Data extracted from a collection:
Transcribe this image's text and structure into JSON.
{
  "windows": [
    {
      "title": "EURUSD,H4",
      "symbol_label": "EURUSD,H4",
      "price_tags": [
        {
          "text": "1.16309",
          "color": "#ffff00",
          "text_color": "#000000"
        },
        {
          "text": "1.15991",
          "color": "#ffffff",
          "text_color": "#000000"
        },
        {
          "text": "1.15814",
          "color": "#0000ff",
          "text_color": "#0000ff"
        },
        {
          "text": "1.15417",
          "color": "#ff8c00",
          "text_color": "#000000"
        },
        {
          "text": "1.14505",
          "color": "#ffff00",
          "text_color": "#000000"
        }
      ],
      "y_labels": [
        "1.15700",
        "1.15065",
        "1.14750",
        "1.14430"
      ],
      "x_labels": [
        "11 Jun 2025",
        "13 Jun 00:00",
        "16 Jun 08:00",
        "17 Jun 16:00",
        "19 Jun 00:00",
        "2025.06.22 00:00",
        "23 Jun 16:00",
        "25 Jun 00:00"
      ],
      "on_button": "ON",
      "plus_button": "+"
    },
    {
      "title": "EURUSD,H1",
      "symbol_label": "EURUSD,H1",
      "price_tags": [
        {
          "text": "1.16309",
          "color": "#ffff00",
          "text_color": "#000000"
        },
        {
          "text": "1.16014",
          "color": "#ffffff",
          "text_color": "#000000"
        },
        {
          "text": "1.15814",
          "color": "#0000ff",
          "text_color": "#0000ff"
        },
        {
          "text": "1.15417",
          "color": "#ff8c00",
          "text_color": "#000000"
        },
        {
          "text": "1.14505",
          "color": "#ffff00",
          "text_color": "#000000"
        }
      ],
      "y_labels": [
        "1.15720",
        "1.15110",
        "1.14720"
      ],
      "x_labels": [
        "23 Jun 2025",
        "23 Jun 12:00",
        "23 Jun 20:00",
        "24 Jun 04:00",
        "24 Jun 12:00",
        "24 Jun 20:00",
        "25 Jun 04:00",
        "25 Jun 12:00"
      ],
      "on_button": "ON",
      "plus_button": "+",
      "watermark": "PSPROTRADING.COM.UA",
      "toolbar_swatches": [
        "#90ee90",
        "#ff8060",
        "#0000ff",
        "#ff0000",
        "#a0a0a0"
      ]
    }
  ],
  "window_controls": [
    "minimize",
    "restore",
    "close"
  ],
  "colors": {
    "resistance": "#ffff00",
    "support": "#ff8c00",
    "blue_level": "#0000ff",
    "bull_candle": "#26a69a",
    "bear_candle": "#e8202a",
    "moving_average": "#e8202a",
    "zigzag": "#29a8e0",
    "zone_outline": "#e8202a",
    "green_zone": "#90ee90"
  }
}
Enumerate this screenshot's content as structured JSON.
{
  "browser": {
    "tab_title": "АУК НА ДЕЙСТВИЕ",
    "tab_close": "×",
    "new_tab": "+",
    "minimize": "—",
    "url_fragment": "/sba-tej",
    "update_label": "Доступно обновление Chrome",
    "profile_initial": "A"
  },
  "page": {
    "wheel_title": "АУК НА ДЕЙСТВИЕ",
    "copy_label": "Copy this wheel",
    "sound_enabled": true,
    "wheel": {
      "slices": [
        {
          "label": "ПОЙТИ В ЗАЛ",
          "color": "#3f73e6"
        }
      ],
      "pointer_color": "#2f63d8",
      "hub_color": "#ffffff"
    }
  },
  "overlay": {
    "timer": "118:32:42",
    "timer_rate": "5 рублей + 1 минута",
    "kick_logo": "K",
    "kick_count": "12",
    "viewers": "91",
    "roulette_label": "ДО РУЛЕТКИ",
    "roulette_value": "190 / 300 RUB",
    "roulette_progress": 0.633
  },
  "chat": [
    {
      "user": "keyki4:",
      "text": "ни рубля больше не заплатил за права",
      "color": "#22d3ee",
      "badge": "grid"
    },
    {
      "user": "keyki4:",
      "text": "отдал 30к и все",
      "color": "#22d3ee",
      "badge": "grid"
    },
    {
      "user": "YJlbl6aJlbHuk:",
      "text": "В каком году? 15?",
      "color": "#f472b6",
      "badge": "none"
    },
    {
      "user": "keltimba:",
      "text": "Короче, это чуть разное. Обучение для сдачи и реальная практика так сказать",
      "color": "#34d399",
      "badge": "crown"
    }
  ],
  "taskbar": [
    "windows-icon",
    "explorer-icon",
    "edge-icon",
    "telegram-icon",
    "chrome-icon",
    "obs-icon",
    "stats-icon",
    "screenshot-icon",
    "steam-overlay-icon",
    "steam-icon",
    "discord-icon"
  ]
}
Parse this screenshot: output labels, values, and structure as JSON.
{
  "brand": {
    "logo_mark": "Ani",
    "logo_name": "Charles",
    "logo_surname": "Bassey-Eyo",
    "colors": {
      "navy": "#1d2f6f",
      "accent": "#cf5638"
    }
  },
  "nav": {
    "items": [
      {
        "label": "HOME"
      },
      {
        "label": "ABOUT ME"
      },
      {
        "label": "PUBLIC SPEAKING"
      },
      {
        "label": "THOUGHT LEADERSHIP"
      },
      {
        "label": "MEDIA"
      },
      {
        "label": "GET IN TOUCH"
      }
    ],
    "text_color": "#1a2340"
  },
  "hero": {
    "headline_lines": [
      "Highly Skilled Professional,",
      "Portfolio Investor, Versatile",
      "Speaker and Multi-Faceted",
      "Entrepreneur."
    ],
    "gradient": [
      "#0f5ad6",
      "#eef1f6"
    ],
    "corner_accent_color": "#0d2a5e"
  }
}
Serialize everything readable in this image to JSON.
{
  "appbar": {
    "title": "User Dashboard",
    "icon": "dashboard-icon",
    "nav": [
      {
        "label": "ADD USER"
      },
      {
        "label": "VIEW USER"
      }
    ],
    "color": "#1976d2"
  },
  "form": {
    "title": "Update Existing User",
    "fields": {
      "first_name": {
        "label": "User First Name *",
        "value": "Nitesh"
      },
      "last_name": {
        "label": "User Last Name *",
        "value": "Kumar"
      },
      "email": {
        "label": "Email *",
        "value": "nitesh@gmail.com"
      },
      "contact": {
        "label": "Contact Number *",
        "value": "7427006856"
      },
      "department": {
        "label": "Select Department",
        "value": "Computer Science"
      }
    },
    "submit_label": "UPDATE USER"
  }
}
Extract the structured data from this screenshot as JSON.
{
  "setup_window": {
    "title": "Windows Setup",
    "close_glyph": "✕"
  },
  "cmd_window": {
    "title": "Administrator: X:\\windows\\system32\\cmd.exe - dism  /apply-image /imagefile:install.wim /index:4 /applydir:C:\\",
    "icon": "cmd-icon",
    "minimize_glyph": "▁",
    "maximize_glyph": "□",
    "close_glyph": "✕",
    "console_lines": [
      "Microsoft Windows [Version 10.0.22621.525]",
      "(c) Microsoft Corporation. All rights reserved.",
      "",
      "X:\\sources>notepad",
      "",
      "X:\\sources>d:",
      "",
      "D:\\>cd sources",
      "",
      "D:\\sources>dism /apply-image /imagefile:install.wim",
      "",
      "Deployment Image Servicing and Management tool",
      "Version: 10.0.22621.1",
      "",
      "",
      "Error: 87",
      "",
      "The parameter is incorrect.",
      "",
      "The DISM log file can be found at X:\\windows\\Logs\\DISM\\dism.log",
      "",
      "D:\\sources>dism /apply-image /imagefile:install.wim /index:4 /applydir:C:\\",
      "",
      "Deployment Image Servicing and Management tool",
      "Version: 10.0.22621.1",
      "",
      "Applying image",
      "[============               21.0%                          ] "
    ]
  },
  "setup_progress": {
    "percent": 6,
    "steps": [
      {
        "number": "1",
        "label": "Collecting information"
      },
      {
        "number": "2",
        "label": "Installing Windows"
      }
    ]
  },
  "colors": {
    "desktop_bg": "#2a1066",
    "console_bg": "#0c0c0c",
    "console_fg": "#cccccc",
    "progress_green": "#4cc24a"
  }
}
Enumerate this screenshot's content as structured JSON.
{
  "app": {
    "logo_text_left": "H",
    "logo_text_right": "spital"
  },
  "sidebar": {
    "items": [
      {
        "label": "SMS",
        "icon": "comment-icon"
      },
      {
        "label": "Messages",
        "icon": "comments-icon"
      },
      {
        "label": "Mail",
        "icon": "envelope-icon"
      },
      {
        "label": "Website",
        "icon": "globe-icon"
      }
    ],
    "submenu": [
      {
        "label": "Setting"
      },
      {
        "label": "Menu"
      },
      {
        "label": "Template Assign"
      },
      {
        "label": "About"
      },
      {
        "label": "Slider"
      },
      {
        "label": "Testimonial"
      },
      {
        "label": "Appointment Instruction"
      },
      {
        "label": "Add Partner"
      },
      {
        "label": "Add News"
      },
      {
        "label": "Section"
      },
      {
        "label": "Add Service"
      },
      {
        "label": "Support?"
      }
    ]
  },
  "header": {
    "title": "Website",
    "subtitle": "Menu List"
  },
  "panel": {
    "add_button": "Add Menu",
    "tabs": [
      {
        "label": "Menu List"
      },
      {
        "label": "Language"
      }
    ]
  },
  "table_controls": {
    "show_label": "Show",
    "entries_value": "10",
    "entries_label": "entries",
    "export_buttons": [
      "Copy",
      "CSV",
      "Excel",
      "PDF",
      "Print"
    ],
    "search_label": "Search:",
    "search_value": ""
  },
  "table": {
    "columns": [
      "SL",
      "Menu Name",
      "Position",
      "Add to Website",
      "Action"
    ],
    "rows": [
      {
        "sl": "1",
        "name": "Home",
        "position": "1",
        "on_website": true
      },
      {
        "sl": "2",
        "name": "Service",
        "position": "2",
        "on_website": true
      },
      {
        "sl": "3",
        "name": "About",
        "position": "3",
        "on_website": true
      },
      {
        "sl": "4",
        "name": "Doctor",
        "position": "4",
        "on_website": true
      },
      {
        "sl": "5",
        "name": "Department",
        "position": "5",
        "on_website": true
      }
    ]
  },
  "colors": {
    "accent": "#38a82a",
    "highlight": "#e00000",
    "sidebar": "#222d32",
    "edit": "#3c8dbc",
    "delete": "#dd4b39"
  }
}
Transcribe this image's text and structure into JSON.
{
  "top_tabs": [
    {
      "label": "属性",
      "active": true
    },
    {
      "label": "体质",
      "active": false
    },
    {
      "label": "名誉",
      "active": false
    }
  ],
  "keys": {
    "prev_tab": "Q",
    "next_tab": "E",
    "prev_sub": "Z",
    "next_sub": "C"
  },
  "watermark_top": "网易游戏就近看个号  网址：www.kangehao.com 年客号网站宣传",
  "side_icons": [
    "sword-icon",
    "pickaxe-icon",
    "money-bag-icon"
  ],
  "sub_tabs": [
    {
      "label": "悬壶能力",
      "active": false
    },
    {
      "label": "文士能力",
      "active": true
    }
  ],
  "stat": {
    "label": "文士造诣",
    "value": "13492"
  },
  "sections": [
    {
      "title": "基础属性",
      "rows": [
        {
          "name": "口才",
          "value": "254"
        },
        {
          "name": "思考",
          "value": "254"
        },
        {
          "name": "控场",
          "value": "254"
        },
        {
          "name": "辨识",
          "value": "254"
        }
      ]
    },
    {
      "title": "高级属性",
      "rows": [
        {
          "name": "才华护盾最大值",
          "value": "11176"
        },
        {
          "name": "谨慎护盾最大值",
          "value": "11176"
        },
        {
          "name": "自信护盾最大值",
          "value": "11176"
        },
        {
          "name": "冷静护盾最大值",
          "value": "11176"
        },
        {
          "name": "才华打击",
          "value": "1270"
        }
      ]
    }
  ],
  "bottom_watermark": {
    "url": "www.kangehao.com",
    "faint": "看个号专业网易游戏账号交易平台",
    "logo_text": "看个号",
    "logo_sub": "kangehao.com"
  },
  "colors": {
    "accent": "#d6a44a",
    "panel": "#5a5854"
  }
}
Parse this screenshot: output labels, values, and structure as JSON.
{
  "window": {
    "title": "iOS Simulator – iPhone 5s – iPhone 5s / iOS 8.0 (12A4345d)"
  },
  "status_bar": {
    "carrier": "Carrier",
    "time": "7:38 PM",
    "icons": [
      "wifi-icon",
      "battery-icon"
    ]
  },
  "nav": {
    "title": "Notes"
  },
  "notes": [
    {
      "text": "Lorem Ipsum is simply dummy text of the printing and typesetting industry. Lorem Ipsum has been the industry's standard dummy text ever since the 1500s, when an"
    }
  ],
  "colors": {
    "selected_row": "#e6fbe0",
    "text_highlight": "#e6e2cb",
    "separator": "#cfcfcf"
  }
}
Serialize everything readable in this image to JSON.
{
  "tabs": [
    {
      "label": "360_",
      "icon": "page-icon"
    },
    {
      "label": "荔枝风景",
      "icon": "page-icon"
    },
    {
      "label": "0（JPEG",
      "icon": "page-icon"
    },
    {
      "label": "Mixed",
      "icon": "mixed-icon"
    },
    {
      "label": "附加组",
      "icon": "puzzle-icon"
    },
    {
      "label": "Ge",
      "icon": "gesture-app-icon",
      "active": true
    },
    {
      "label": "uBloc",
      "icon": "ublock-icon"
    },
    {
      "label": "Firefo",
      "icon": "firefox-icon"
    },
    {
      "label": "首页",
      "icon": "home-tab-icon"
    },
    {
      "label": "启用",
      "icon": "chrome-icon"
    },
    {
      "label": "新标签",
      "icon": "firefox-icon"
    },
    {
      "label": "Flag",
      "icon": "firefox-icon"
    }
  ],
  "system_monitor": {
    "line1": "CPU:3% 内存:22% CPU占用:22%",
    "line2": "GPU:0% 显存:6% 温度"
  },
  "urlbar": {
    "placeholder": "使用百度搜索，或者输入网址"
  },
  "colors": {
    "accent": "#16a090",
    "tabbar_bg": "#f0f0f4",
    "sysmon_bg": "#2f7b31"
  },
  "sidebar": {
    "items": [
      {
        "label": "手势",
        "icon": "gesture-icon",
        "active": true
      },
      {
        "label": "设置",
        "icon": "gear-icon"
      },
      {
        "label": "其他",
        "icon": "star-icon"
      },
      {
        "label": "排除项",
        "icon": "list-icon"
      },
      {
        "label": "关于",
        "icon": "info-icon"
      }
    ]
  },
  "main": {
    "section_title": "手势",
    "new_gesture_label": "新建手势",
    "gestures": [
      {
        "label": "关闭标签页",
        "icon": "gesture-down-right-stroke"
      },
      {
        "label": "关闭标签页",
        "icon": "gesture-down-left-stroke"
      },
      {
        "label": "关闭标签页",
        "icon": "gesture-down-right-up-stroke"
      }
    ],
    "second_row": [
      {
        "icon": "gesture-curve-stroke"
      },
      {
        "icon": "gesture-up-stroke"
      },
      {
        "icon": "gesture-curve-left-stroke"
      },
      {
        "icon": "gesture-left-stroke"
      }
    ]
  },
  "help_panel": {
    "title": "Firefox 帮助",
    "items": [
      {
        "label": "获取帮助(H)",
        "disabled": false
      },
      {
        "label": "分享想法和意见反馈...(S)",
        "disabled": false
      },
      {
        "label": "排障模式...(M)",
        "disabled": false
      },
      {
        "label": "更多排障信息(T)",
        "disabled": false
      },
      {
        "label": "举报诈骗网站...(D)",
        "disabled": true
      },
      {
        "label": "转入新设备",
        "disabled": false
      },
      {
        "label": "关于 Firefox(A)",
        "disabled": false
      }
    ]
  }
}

**DIRECTIONS FOR THIS TASK**
Count how many lines include the string "down". Nothing but the number is needed.

**RESPONSE**
3